# [WHAT TO PRODUCE]
Every entry here needs to be repeated exactly.

# [Collected data entries]
--- begin ---

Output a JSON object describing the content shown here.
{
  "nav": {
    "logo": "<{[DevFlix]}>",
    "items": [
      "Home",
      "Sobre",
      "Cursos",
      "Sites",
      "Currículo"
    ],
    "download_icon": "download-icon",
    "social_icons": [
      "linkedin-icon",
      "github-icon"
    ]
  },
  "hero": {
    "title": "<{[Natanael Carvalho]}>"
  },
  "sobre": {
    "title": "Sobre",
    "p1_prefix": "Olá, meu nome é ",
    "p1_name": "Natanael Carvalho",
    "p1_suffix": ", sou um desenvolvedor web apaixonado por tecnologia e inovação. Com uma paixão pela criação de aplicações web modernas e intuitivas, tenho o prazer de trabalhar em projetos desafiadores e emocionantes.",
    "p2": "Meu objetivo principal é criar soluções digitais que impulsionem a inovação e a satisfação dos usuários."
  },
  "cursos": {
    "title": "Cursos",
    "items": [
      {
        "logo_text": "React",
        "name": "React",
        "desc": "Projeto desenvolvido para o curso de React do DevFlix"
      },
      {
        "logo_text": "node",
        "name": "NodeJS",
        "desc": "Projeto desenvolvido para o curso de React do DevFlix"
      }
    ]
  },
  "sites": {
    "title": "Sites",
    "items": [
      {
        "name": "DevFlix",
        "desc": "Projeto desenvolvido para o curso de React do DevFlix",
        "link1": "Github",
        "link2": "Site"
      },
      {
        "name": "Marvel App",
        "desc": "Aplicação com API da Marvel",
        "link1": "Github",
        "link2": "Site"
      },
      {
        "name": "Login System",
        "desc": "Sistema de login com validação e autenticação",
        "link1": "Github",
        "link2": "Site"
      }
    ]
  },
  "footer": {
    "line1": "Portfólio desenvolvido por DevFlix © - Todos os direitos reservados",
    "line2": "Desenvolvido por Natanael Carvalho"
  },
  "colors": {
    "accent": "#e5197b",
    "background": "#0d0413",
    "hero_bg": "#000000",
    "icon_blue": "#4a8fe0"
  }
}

--- end ---

# [EXPECTED ANSWER]
Output a JSON object describing the content shown here.
{
  "nav": {
    "logo": "<{[DevFlix]}>",
    "items": [
      "Home",
      "Sobre",
      "Cursos",
      "Sites",
      "Currículo"
    ],
    "download_icon": "download-icon",
    "social_icons": [
      "linkedin-icon",
      "github-icon"
    ]
  },
  "hero": {
    "title": "<{[Natanael Carvalho]}>"
  },
  "sobre": {
    "title": "Sobre",
    "p1_prefix": "Olá, meu nome é ",
    "p1_name": "Natanael Carvalho",
    "p1_suffix": ", sou um desenvolvedor web apaixonado por tecnologia e inovação. Com uma paixão pela criação de aplicações web modernas e intuitivas, tenho o prazer de trabalhar em projetos desafiadores e emocionantes.",
    "p2": "Meu objetivo principal é criar soluções digitais que impulsionem a inovação e a satisfação dos usuários."
  },
  "cursos": {
    "title": "Cursos",
    "items": [
      {
        "logo_text": "React",
        "name": "React",
        "desc": "Projeto desenvolvido para o curso de React do DevFlix"
      },
      {
        "logo_text": "node",
        "name": "NodeJS",
        "desc": "Projeto desenvolvido para o curso de React do DevFlix"
      }
    ]
  },
  "sites": {
    "title": "Sites",
    "items": [
      {
        "name": "DevFlix",
        "desc": "Projeto desenvolvido para o curso de React do DevFlix",
        "link1": "Github",
        "link2": "Site"
      },
      {
        "name": "Marvel App",
        "desc": "Aplicação com API da Marvel",
        "link1": "Github",
        "link2": "Site"
      },
      {
        "name": "Login System",
        "desc": "Sistema de login com validação e autenticação",
        "link1": "Github",
        "link2": "Site"
      }
    ]
  },
  "footer": {
    "line1": "Portfólio desenvolvido por DevFlix © - Todos os direitos reservados",
    "line2": "Desenvolvido por Natanael Carvalho"
  },
  "colors": {
    "accent": "#e5197b",
    "background": "#0d0413",
    "hero_bg": "#000000",
    "icon_blue": "#4a8fe0"
  }
}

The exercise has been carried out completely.